Task description :: Render the material again word for word, skipping the pictures in it.

_ _ _ _

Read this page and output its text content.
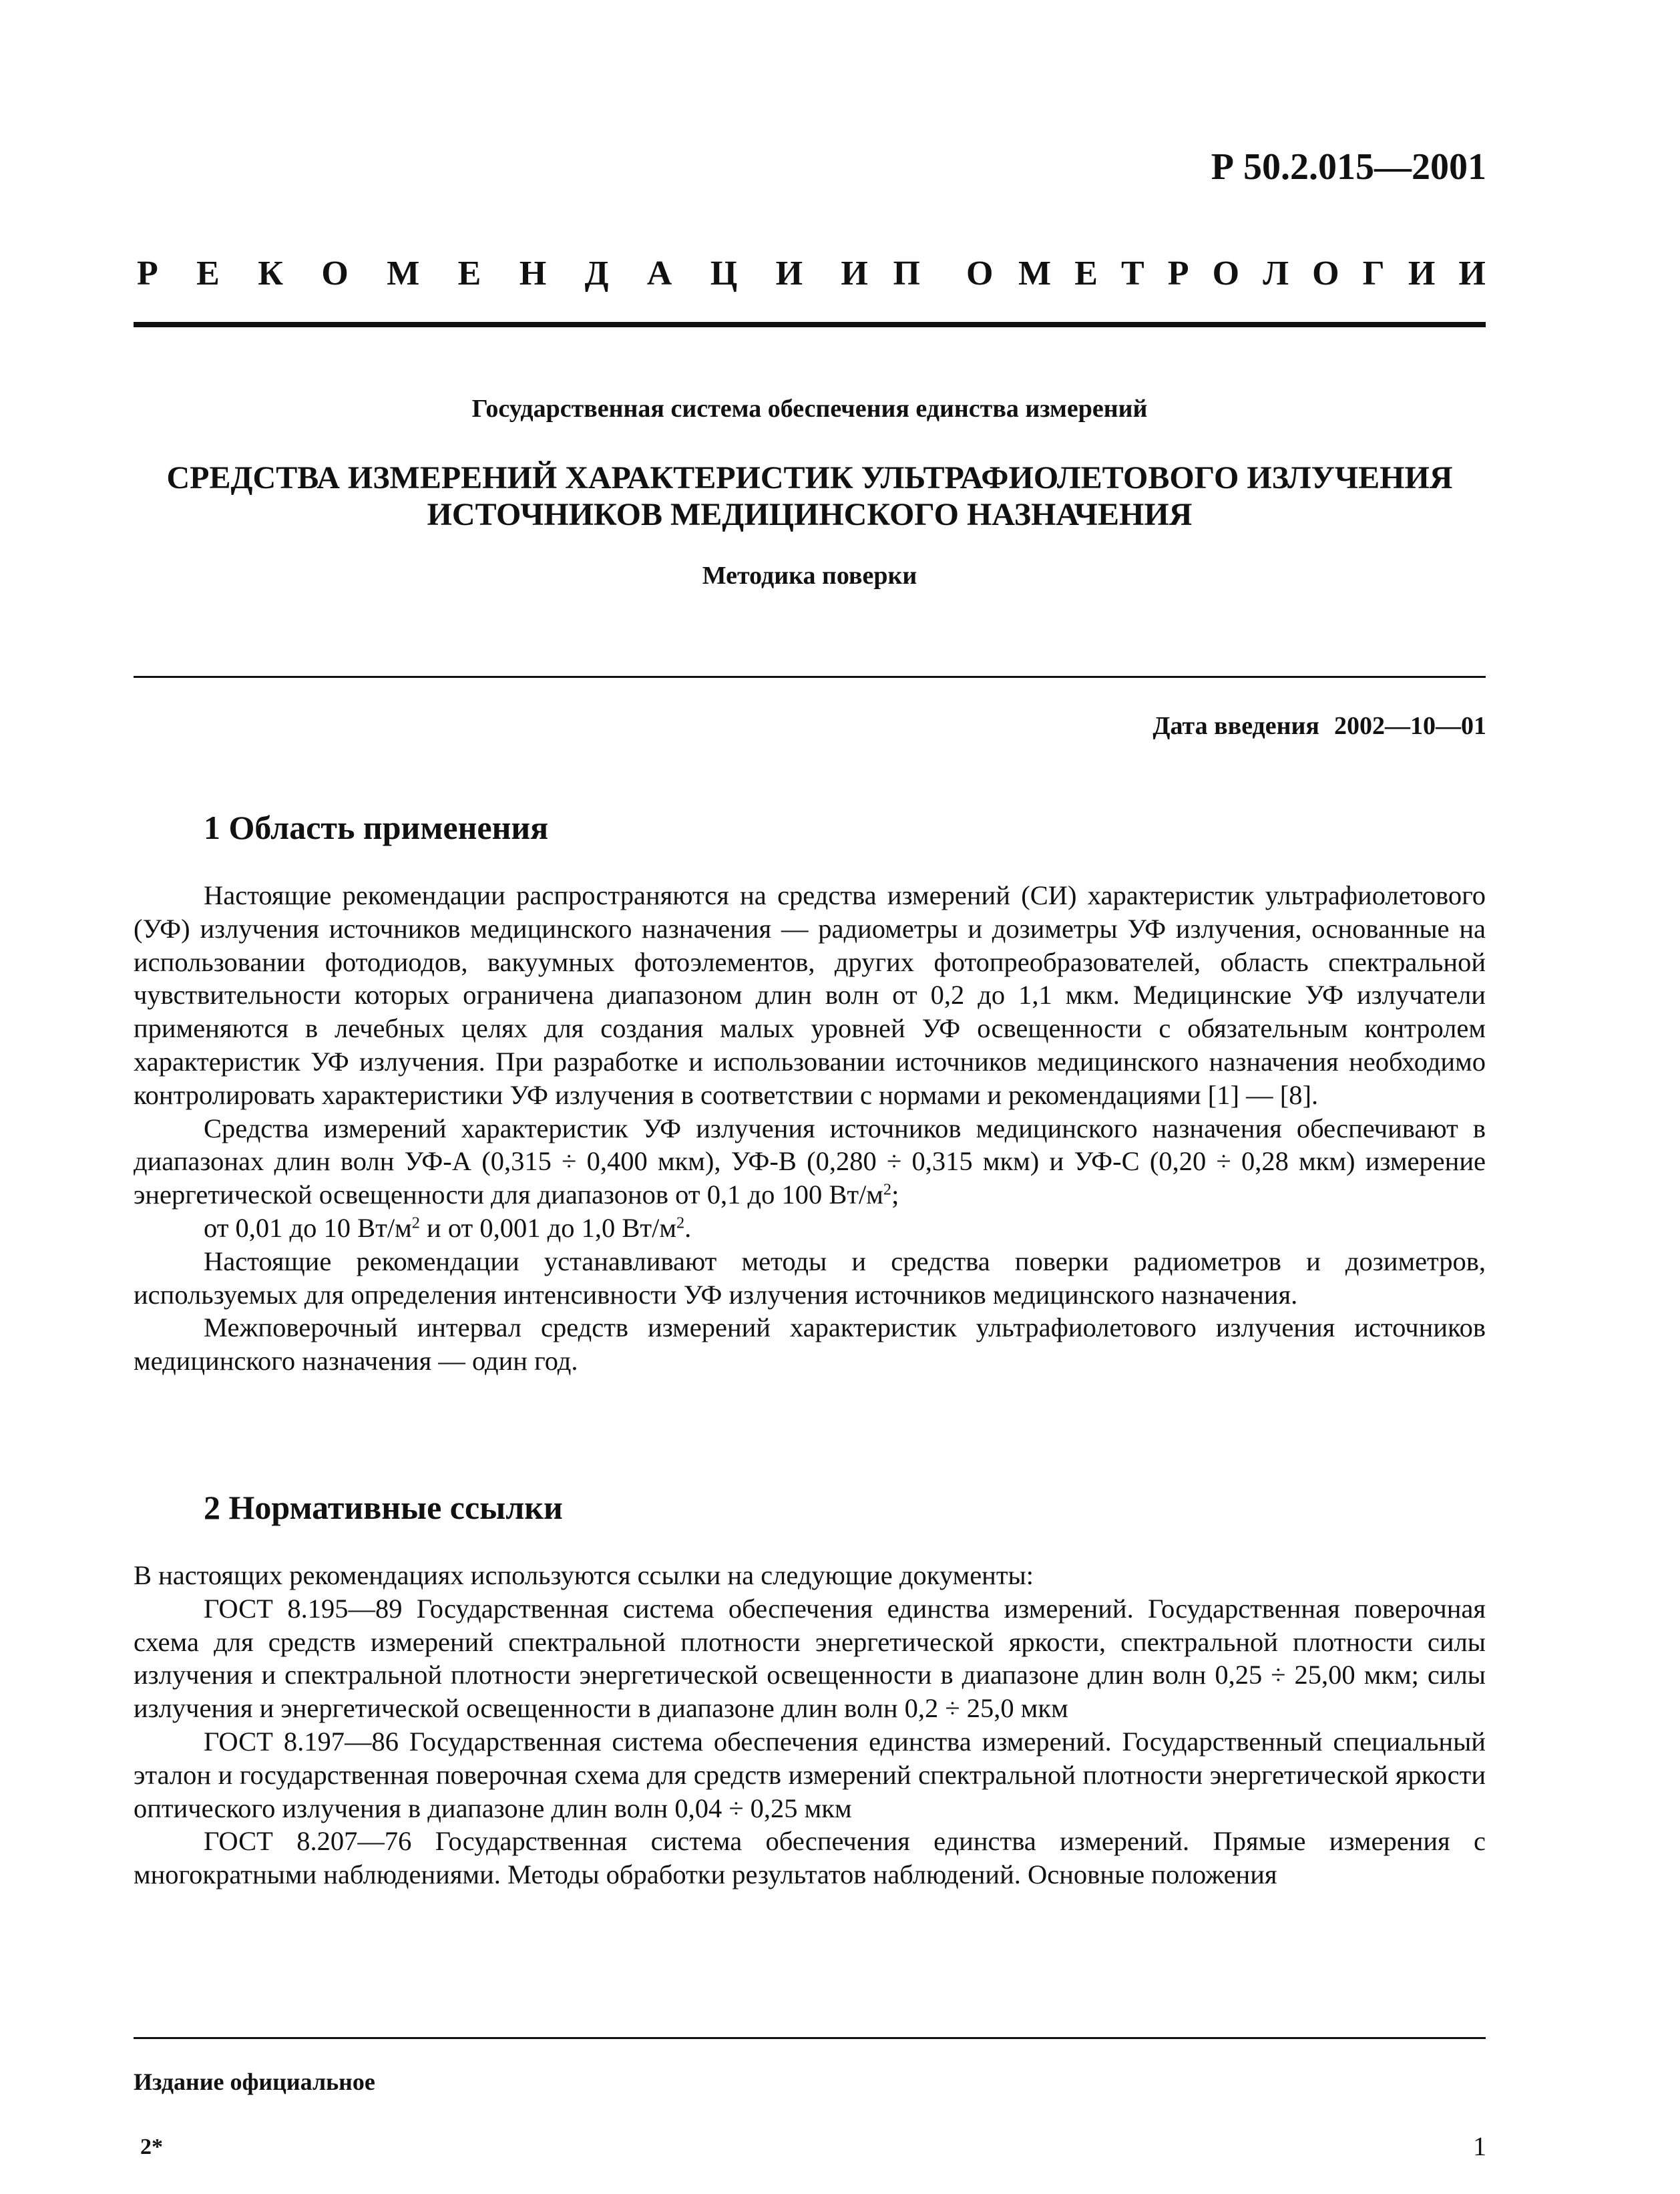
Р 50.2.015—2001
Р Е К О М Е Н Д А Ц И И П О М Е Т Р О Л О Г И И
Государственная система обеспечения единства измерений
СРЕДСТВА ИЗМЕРЕНИЙ ХАРАКТЕРИСТИК УЛЬТРАФИОЛЕТОВОГО ИЗЛУЧЕНИЯ
ИСТОЧНИКОВ МЕДИЦИНСКОГО НАЗНАЧЕНИЯ
Методика поверки
Дата введения 2002—10—01
1 Область применения

Настоящие рекомендации распространяются на средства измерений (СИ) характеристик ультрафиолетового (УФ) излучения источников медицинского назначения — радиометры и дозиметры УФ излучения, основанные на использовании фотодиодов, вакуумных фотоэлементов, других фотопреобразователей, область спектральной чувствительности которых ограничена диапазоном длин волн от 0,2 до 1,1 мкм. Медицинские УФ излучатели применяются в лечебных целях для создания малых уровней УФ освещенности с обязательным контролем характеристик УФ излучения. При разработке и использовании источников медицинского назначения необходимо контролировать характеристики УФ излучения в соответствии с нормами и рекомендациями [1] — [8].

Средства измерений характеристик УФ излучения источников медицинского назначения обеспечивают в диапазонах длин волн УФ-А (0,315 ÷ 0,400 мкм), УФ-В (0,280 ÷ 0,315 мкм) и УФ-С (0,20 ÷ 0,28 мкм) измерение энергетической освещенности для диапазонов от 0,1 до 100 $Вт/м^2$;

от 0,01 до 10 $Вт/м^2$ и от 0,001 до 1,0 $Вт/м^2$.

Настоящие рекомендации устанавливают методы и средства поверки радиометров и дозиметров, используемых для определения интенсивности УФ излучения источников медицинского назначения.

Межповерочный интервал средств измерений характеристик ультрафиолетового излучения источников медицинского назначения — один год.

2 Нормативные ссылки

В настоящих рекомендациях используются ссылки на следующие документы:

ГОСТ 8.195—89 Государственная система обеспечения единства измерений. Государственная поверочная схема для средств измерений спектральной плотности энергетической яркости, спектральной плотности силы излучения и спектральной плотности энергетической освещенности в диапазоне длин волн 0,25 ÷ 25,00 мкм; силы излучения и энергетической освещенности в диапазоне длин волн 0,2 ÷ 25,0 мкм

ГОСТ 8.197—86 Государственная система обеспечения единства измерений. Государственный специальный эталон и государственная поверочная схема для средств измерений спектральной плотности энергетической яркости оптического излучения в диапазоне длин волн 0,04 ÷ 0,25 мкм

ГОСТ 8.207—76 Государственная система обеспечения единства измерений. Прямые измерения с многократными наблюдениями. Методы обработки результатов наблюдений. Основные положения

Издание официальное
2*	1
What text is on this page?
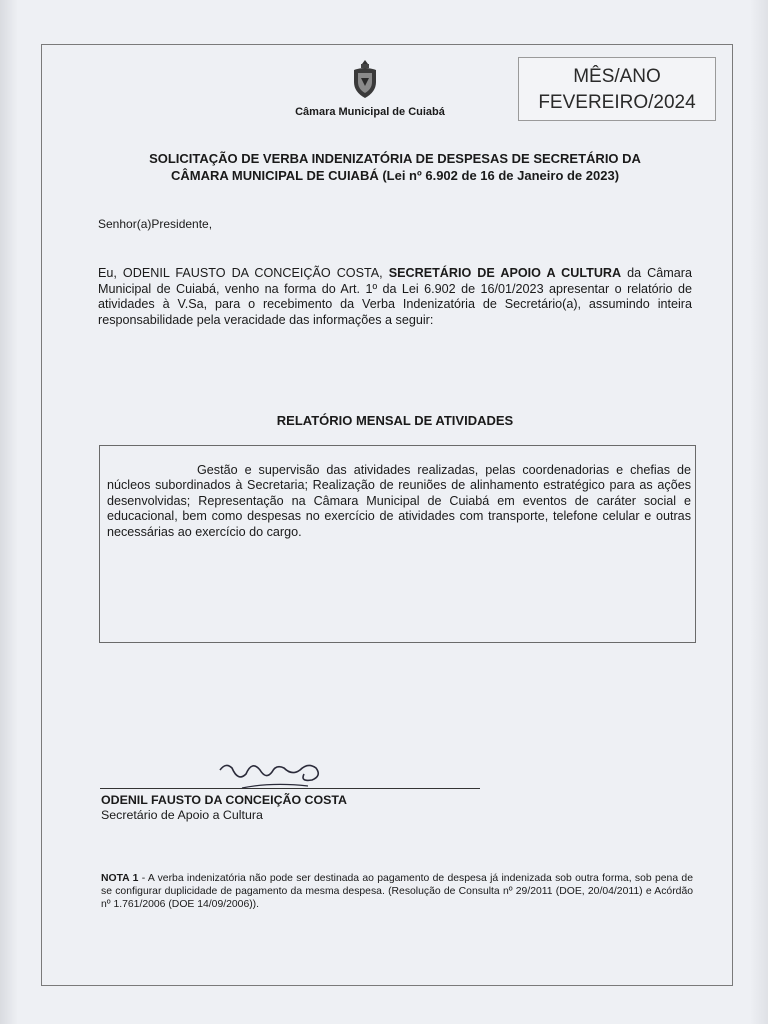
Câmara Municipal de Cuiabá
MÊS/ANO
FEVEREIRO/2024
SOLICITAÇÃO DE VERBA INDENIZATÓRIA DE DESPESAS DE SECRETÁRIO DA
CÂMARA MUNICIPAL DE CUIABÁ (Lei nº 6.902 de 16 de Janeiro de 2023)
Senhor(a)Presidente,
Eu, ODENIL FAUSTO DA CONCEIÇÃO COSTA, SECRETÁRIO DE APOIO A CULTURA da Câmara Municipal de Cuiabá, venho na forma do Art. 1º da Lei 6.902 de 16/01/2023 apresentar o relatório de atividades à V.Sa, para o recebimento da Verba Indenizatória de Secretário(a), assumindo inteira responsabilidade pela veracidade das informações a seguir:
RELATÓRIO MENSAL DE ATIVIDADES
Gestão e supervisão das atividades realizadas, pelas coordenadorias e chefias de núcleos subordinados à Secretaria; Realização de reuniões de alinhamento estratégico para as ações desenvolvidas; Representação na Câmara Municipal de Cuiabá em eventos de caráter social e educacional, bem como despesas no exercício de atividades com transporte, telefone celular e outras necessárias ao exercício do cargo.
ODENIL FAUSTO DA CONCEIÇÃO COSTA
Secretário de Apoio a Cultura
NOTA 1 - A verba indenizatória não pode ser destinada ao pagamento de despesa já indenizada sob outra forma, sob pena de se configurar duplicidade de pagamento da mesma despesa. (Resolução de Consulta nº 29/2011 (DOE, 20/04/2011) e Acórdão nº 1.761/2006 (DOE 14/09/2006)).
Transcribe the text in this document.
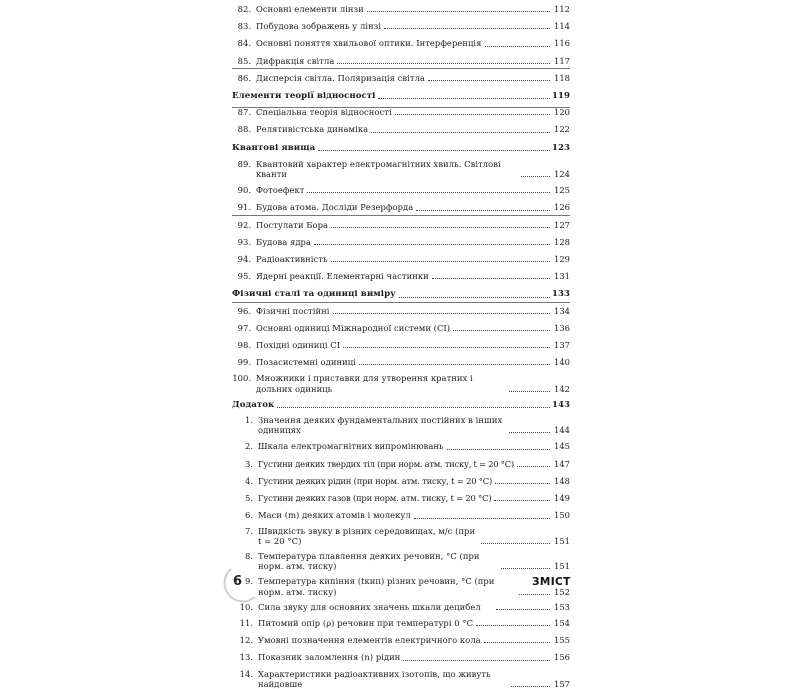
82. Основні елементи лінзи	112
83. Побудова зображень у лінзі	114
84. Основні поняття хвильової оптики. Інтерференція	116
85. Дифракція світла	117
86. Дисперсія світла. Поляризація світла	118
Елементи теорії відносності	119
87. Спеціальна теорія відносності	120
88. Релятивістська динаміка	122
Квантові явища	123
89. Квантовий характер електромагнітних хвиль. Світлові кванти	124
90. Фотоефект	125
91. Будова атома. Досліди Резерфорда	126
92. Постулати Бора	127
93. Будова ядра	128
94. Радіоактивність	129
95. Ядерні реакції. Елементарні частинки	131
Фізичні сталі та одиниці виміру	133
96. Фізичні постійні	134
97. Основні одиниці Міжнародної системи (СІ)	136
98. Похідні одиниці СІ	137
99. Позасистемні одиниці	140
100. Множники і приставки для утворення кратних і дольних одиниць	142
Додаток	143
1. Значення деяких фундаментальних постійних в інших одиницях	144
2. Шкала електромагнітних випромінювань	145
3. Густини деяких твердих тіл (при норм. атм. тиску, t = 20 °C)	147
4. Густини деяких рідин (при норм. атм. тиску, t = 20 °C)	148
5. Густини деяких газов (при норм. атм. тиску, t = 20 °C)	149
6. Маси (m) деяких атомів і молекул	150
7. Швидкість звуку в різних середовищах, м/с (при t = 20 °C)	151
8. Температура плавлення деяких речовин, °C (при норм. атм. тиску)	151
9. Температура кипіння (tкип) різних речовин, °C (при норм. атм. тиску)	152
10. Сила звуку для основних значень шкали децибел	153
11. Питомий опір (ρ) речовин при температурі 0 °C	154
12. Умовні позначення елементів електричного кола	155
13. Показник заломлення (n) рідин	156
14. Характеристики радіоактивних ізотопів, що живуть найдовше	157
6	ЗМІСТ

_ _ _ _

Solved exercise ::
Read this page and output its text content.
Р 50.2.015—2001
Р Е К О М Е Н Д А Ц И И П О М Е Т Р О Л О Г И И
Государственная система обеспечения единства измерений
СРЕДСТВА ИЗМЕРЕНИЙ ХАРАКТЕРИСТИК УЛЬТРАФИОЛЕТОВОГО ИЗЛУЧЕНИЯ
ИСТОЧНИКОВ МЕДИЦИНСКОГО НАЗНАЧЕНИЯ
Методика поверки
Дата введения 2002—10—01
1 Область применения

Настоящие рекомендации распространяются на средства измерений (СИ) характеристик ультрафиолетового (УФ) излучения источников медицинского назначения — радиометры и дозиметры УФ излучения, основанные на использовании фотодиодов, вакуумных фотоэлементов, других фотопреобразователей, область спектральной чувствительности которых ограничена диапазоном длин волн от 0,2 до 1,1 мкм. Медицинские УФ излучатели применяются в лечебных целях для создания малых уровней УФ освещенности с обязательным контролем характеристик УФ излучения. При разработке и использовании источников медицинского назначения необходимо контролировать характеристики УФ излучения в соответствии с нормами и рекомендациями [1] — [8].

Средства измерений характеристик УФ излучения источников медицинского назначения обеспечивают в диапазонах длин волн УФ-А (0,315 ÷ 0,400 мкм), УФ-В (0,280 ÷ 0,315 мкм) и УФ-С (0,20 ÷ 0,28 мкм) измерение энергетической освещенности для диапазонов от 0,1 до 100 $Вт/м^2$;

от 0,01 до 10 $Вт/м^2$ и от 0,001 до 1,0 $Вт/м^2$.

Настоящие рекомендации устанавливают методы и средства поверки радиометров и дозиметров, используемых для определения интенсивности УФ излучения источников медицинского назначения.

Межповерочный интервал средств измерений характеристик ультрафиолетового излучения источников медицинского назначения — один год.

2 Нормативные ссылки

В настоящих рекомендациях используются ссылки на следующие документы:

ГОСТ 8.195—89 Государственная система обеспечения единства измерений. Государственная поверочная схема для средств измерений спектральной плотности энергетической яркости, спектральной плотности силы излучения и спектральной плотности энергетической освещенности в диапазоне длин волн 0,25 ÷ 25,00 мкм; силы излучения и энергетической освещенности в диапазоне длин волн 0,2 ÷ 25,0 мкм

ГОСТ 8.197—86 Государственная система обеспечения единства измерений. Государственный специальный эталон и государственная поверочная схема для средств измерений спектральной плотности энергетической яркости оптического излучения в диапазоне длин волн 0,04 ÷ 0,25 мкм

ГОСТ 8.207—76 Государственная система обеспечения единства измерений. Прямые измерения с многократными наблюдениями. Методы обработки результатов наблюдений. Основные положения

Издание официальное
2*	1
What text is on this page?
Câmara Municipal de Cuiabá
MÊS/ANO
FEVEREIRO/2024
SOLICITAÇÃO DE VERBA INDENIZATÓRIA DE DESPESAS DE SECRETÁRIO DA
CÂMARA MUNICIPAL DE CUIABÁ (Lei nº 6.902 de 16 de Janeiro de 2023)
Senhor(a)Presidente,
Eu, ODENIL FAUSTO DA CONCEIÇÃO COSTA, SECRETÁRIO DE APOIO A CULTURA da Câmara Municipal de Cuiabá, venho na forma do Art. 1º da Lei 6.902 de 16/01/2023 apresentar o relatório de atividades à V.Sa, para o recebimento da Verba Indenizatória de Secretário(a), assumindo inteira responsabilidade pela veracidade das informações a seguir:
RELATÓRIO MENSAL DE ATIVIDADES
Gestão e supervisão das atividades realizadas, pelas coordenadorias e chefias de núcleos subordinados à Secretaria; Realização de reuniões de alinhamento estratégico para as ações desenvolvidas; Representação na Câmara Municipal de Cuiabá em eventos de caráter social e educacional, bem como despesas no exercício de atividades com transporte, telefone celular e outras necessárias ao exercício do cargo.
ODENIL FAUSTO DA CONCEIÇÃO COSTA
Secretário de Apoio a Cultura
NOTA 1 - A verba indenizatória não pode ser destinada ao pagamento de despesa já indenizada sob outra forma, sob pena de se configurar duplicidade de pagamento da mesma despesa. (Resolução de Consulta nº 29/2011 (DOE, 20/04/2011) e Acórdão nº 1.761/2006 (DOE 14/09/2006)).
Transcribe the text in this document.
82. Основні елементи лінзи	112
83. Побудова зображень у лінзі	114
84. Основні поняття хвильової оптики. Інтерференція	116
85. Дифракція світла	117
86. Дисперсія світла. Поляризація світла	118
Елементи теорії відносності	119
87. Спеціальна теорія відносності	120
88. Релятивістська динаміка	122
Квантові явища	123
89. Квантовий характер електромагнітних хвиль. Світлові кванти	124
90. Фотоефект	125
91. Будова атома. Досліди Резерфорда	126
92. Постулати Бора	127
93. Будова ядра	128
94. Радіоактивність	129
95. Ядерні реакції. Елементарні частинки	131
Фізичні сталі та одиниці виміру	133
96. Фізичні постійні	134
97. Основні одиниці Міжнародної системи (СІ)	136
98. Похідні одиниці СІ	137
99. Позасистемні одиниці	140
100. Множники і приставки для утворення кратних і дольних одиниць	142
Додаток	143
1. Значення деяких фундаментальних постійних в інших одиницях	144
2. Шкала електромагнітних випромінювань	145
3. Густини деяких твердих тіл (при норм. атм. тиску, t = 20 °C)	147
4. Густини деяких рідин (при норм. атм. тиску, t = 20 °C)	148
5. Густини деяких газов (при норм. атм. тиску, t = 20 °C)	149
6. Маси (m) деяких атомів і молекул	150
7. Швидкість звуку в різних середовищах, м/с (при t = 20 °C)	151
8. Температура плавлення деяких речовин, °C (при норм. атм. тиску)	151
9. Температура кипіння (tкип) різних речовин, °C (при норм. атм. тиску)	152
10. Сила звуку для основних значень шкали децибел	153
11. Питомий опір (ρ) речовин при температурі 0 °C	154
12. Умовні позначення елементів електричного кола	155
13. Показник заломлення (n) рідин	156
14. Характеристики радіоактивних ізотопів, що живуть найдовше	157
6	ЗМІСТ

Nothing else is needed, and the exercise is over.